─── Data for this exercise ───

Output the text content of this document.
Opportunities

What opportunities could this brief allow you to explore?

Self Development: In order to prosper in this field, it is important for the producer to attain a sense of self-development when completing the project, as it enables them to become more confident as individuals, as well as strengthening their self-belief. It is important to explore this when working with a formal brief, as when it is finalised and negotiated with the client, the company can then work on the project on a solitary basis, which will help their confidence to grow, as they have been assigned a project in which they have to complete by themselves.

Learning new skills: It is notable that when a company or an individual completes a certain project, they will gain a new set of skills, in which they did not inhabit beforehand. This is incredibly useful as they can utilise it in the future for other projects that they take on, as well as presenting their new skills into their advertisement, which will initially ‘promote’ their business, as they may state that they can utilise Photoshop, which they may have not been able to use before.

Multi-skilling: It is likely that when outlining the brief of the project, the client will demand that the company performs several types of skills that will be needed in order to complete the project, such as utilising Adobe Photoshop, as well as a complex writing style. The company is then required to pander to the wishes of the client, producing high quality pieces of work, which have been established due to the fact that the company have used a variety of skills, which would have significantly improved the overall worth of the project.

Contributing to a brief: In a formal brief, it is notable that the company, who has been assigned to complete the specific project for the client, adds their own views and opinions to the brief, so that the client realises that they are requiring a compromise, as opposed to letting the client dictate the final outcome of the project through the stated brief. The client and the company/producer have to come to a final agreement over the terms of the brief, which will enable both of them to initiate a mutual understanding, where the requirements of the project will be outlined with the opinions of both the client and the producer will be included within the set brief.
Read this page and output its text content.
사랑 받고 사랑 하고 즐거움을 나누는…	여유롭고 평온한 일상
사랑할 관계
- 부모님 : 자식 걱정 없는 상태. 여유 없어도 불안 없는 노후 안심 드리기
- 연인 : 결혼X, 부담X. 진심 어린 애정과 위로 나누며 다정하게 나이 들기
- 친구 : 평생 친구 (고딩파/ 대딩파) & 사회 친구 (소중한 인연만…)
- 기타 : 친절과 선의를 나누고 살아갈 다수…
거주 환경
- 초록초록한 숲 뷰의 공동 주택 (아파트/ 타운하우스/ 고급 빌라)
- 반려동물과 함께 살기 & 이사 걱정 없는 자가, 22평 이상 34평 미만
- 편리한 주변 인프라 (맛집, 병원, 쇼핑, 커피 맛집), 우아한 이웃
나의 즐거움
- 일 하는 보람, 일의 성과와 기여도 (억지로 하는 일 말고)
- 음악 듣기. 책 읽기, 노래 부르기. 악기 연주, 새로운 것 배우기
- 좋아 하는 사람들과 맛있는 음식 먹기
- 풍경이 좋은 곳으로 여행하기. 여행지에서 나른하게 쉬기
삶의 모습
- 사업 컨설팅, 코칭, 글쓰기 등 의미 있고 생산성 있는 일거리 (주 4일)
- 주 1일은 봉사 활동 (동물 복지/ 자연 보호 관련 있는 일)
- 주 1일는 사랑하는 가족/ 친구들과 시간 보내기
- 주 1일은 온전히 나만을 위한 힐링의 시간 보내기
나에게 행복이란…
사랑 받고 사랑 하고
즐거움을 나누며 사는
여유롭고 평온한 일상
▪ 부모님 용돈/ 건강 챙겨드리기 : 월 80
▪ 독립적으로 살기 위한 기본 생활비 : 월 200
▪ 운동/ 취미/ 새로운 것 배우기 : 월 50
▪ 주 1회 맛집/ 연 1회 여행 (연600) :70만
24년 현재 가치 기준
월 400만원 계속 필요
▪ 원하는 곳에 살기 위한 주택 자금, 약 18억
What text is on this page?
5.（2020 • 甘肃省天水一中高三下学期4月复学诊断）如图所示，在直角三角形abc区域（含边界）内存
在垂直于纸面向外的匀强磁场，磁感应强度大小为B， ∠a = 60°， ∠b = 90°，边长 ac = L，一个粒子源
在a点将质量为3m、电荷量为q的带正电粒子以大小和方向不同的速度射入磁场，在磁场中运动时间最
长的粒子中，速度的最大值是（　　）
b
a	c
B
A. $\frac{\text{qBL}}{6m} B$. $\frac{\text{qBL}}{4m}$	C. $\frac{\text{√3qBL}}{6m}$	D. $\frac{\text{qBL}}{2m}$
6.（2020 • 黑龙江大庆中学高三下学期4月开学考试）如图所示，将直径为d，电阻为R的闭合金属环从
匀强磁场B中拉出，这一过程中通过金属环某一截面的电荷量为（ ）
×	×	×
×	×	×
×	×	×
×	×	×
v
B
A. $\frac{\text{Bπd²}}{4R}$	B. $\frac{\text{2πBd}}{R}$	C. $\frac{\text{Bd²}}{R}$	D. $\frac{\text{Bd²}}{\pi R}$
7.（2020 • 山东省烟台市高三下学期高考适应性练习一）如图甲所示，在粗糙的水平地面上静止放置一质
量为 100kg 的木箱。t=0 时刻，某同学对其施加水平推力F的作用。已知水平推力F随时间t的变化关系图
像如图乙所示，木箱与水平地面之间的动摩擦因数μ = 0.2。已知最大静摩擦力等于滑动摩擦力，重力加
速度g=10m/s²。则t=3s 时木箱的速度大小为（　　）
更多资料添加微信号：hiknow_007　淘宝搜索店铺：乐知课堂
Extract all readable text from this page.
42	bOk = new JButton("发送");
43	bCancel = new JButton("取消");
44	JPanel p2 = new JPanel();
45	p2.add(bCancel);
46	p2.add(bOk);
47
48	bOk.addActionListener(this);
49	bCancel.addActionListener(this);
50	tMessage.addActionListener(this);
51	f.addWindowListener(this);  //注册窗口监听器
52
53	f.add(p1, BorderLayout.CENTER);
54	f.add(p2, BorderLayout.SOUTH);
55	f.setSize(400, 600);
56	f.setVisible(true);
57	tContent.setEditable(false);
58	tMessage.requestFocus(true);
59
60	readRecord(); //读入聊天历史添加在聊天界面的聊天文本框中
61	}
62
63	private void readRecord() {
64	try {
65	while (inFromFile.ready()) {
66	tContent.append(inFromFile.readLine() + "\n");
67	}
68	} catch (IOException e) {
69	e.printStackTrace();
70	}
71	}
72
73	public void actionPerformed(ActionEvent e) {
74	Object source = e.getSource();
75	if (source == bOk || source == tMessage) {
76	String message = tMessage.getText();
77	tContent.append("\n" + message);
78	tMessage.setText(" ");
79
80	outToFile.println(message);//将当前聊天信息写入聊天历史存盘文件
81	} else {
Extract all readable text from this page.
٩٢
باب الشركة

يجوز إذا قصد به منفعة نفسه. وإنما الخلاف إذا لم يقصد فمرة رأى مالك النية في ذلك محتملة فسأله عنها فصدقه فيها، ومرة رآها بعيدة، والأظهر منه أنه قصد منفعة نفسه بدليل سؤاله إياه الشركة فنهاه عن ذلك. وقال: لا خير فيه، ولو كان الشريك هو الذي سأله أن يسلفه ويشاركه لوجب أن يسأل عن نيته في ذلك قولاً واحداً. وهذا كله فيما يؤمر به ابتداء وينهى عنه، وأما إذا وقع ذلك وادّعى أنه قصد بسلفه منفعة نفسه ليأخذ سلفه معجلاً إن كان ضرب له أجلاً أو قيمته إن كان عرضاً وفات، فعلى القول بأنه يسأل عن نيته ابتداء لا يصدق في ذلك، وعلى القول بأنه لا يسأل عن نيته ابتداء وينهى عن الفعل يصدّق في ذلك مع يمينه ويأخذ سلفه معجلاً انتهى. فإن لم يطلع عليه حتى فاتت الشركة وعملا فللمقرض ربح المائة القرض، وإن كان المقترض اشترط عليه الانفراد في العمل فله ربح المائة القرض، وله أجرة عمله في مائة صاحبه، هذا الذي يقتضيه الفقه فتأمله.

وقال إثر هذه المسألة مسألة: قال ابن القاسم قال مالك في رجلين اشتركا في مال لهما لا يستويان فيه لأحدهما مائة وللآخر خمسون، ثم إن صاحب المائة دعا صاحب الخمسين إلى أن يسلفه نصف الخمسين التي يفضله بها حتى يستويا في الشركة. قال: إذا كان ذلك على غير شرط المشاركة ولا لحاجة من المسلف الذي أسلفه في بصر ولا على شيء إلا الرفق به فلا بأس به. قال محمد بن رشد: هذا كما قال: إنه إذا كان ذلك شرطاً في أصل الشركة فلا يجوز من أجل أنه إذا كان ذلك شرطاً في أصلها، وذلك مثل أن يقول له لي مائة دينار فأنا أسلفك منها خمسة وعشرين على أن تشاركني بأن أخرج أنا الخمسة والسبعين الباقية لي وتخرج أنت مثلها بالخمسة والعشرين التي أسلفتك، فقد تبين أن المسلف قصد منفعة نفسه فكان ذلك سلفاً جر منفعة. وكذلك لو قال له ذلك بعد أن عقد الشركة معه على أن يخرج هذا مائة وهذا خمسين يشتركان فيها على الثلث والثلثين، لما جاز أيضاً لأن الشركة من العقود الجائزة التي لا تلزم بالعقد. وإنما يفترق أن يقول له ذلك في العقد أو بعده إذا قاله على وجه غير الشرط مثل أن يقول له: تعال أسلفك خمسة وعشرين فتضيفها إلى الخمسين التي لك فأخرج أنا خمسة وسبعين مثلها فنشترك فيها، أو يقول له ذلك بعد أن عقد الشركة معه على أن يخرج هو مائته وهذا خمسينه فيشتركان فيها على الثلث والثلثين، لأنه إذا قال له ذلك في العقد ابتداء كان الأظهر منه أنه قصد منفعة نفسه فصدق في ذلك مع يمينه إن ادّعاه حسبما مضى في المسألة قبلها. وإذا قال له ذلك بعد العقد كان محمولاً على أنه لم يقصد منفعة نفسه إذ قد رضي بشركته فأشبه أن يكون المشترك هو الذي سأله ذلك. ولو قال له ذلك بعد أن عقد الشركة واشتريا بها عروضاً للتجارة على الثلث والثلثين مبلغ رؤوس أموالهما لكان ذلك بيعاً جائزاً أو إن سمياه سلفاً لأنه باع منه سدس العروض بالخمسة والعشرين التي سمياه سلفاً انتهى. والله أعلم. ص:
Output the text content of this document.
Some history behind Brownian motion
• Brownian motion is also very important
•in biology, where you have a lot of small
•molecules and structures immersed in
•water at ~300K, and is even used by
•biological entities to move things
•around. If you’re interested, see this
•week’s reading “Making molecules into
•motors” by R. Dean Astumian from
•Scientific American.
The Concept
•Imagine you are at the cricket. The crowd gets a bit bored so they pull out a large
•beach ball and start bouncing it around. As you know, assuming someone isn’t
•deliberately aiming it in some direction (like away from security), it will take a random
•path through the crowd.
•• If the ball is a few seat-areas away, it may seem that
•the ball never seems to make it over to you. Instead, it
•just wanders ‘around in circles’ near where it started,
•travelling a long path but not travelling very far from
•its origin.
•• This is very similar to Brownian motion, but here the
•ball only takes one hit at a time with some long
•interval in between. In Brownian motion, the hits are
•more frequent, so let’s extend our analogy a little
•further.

───

Instruction >> Copy out every line from the data above that has "into" in it.

Correct result >>
Learning new skills: It is notable that when a company or an individual completes a certain project, they will gain a new set of skills, in which they did not inhabit beforehand. This is incredibly useful as they can utilise it in the future for other projects that they take on, as well as presenting their new skills into their advertisement, which will initially ‘promote’ their business, as they may state that they can utilise Photoshop, which they may have not been able to use before.
•week’s reading “Making molecules into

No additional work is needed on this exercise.